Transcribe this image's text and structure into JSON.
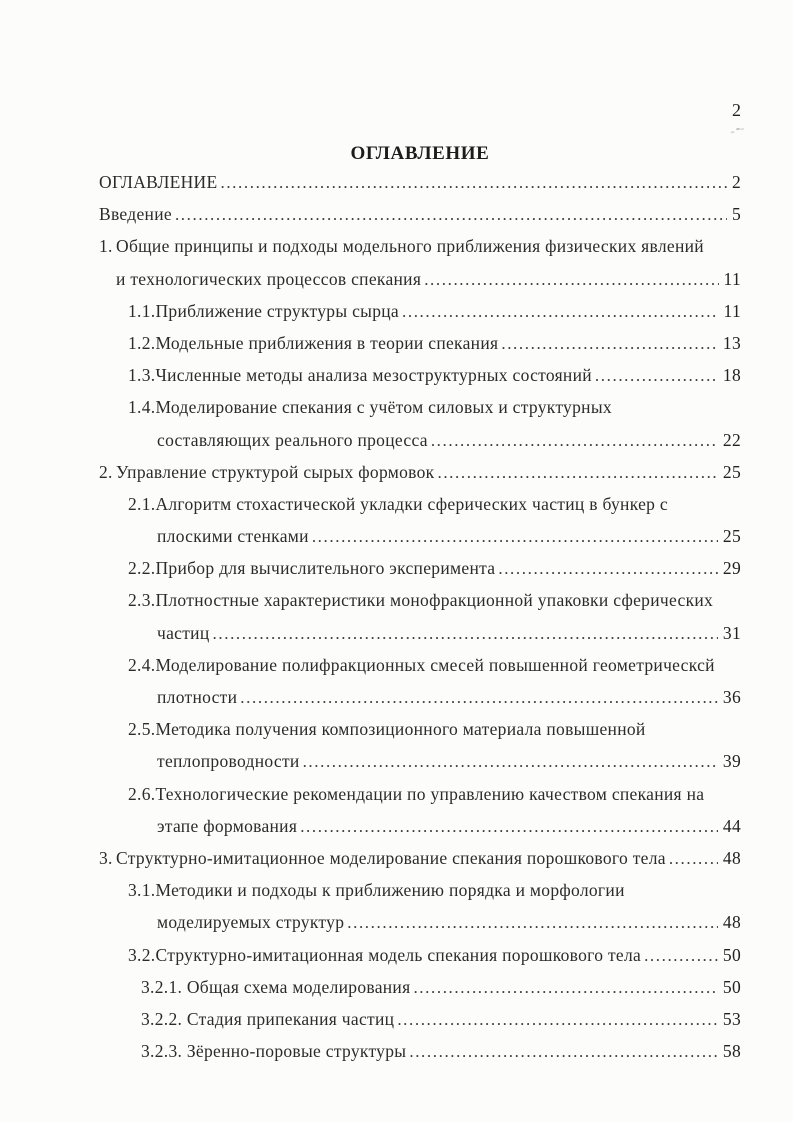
{
  "page": {
    "corner_page_number": "2",
    "title": "ОГЛАВЛЕНИЕ"
  },
  "colors": {
    "paper": "#fcfcfb",
    "text": "#2b2b2b"
  },
  "toc": {
    "entries": [
      {
        "lvl": "i0",
        "text": "ОГЛАВЛЕНИЕ",
        "page": "2"
      },
      {
        "lvl": "i0",
        "text": "Введение",
        "page": "5"
      },
      {
        "lvl": "ch",
        "num": "1.",
        "text": "Общие принципы и подходы модельного приближения физических явлений"
      },
      {
        "lvl": "ic",
        "text": "и технологических процессов спекания",
        "page": "11"
      },
      {
        "lvl": "i1",
        "text": "1.1.Приближение структуры сырца",
        "page": "11"
      },
      {
        "lvl": "i1",
        "text": "1.2.Модельные приближения в теории спекания",
        "page": "13"
      },
      {
        "lvl": "i1",
        "text": "1.3.Численные методы анализа мезоструктурных состояний",
        "page": "18"
      },
      {
        "lvl": "i1",
        "text": "1.4.Моделирование спекания с учётом силовых и структурных"
      },
      {
        "lvl": "i2",
        "text": "составляющих реального процесса",
        "page": "22"
      },
      {
        "lvl": "ch",
        "num": "2.",
        "text": "Управление структурой сырых формовок",
        "page": "25"
      },
      {
        "lvl": "i1",
        "text": "2.1.Алгоритм стохастической укладки сферических частиц в бункер с"
      },
      {
        "lvl": "i2",
        "text": "плоскими стенками",
        "page": "25"
      },
      {
        "lvl": "i1",
        "text": "2.2.Прибор для вычислительного эксперимента",
        "page": "29"
      },
      {
        "lvl": "i1",
        "text": "2.3.Плотностные характеристики монофракционной упаковки сферических"
      },
      {
        "lvl": "i2",
        "text": "частиц",
        "page": "31"
      },
      {
        "lvl": "i1",
        "text": "2.4.Моделирование полифракционных смесей повышенной геометрическсй"
      },
      {
        "lvl": "i2",
        "text": "плотности",
        "page": "36"
      },
      {
        "lvl": "i1",
        "text": "2.5.Методика получения композиционного материала повышенной"
      },
      {
        "lvl": "i2",
        "text": "теплопроводности",
        "page": "39"
      },
      {
        "lvl": "i1",
        "text": "2.6.Технологические рекомендации по управлению качеством спекания на"
      },
      {
        "lvl": "i2",
        "text": "этапе формования",
        "page": "44"
      },
      {
        "lvl": "ch",
        "num": "3.",
        "text": "Структурно-имитационное моделирование спекания порошкового тела",
        "page": "48"
      },
      {
        "lvl": "i1",
        "text": "3.1.Методики и подходы к приближению порядка и морфологии"
      },
      {
        "lvl": "i2",
        "text": "моделируемых структур",
        "page": "48"
      },
      {
        "lvl": "i1",
        "text": "3.2.Структурно-имитационная модель спекания порошкового тела",
        "page": "50"
      },
      {
        "lvl": "i3",
        "text": "3.2.1. Общая схема моделирования",
        "page": "50"
      },
      {
        "lvl": "i3",
        "text": "3.2.2. Стадия припекания частиц",
        "page": "53"
      },
      {
        "lvl": "i3",
        "text": "3.2.3. Зёренно-поровые структуры",
        "page": "58"
      }
    ]
  }
}
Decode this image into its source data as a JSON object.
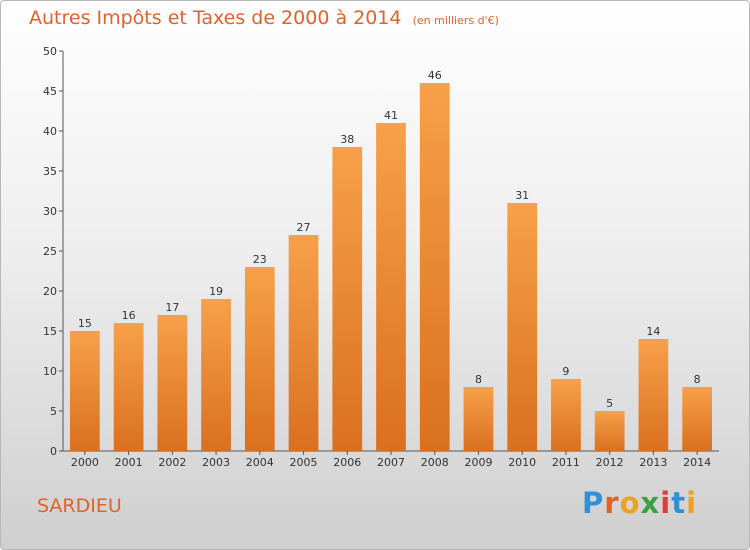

=======

◆ TASK STATEMENT
Reply with one number only: how many lines of the listing hold "this"?

◆ REPLY
2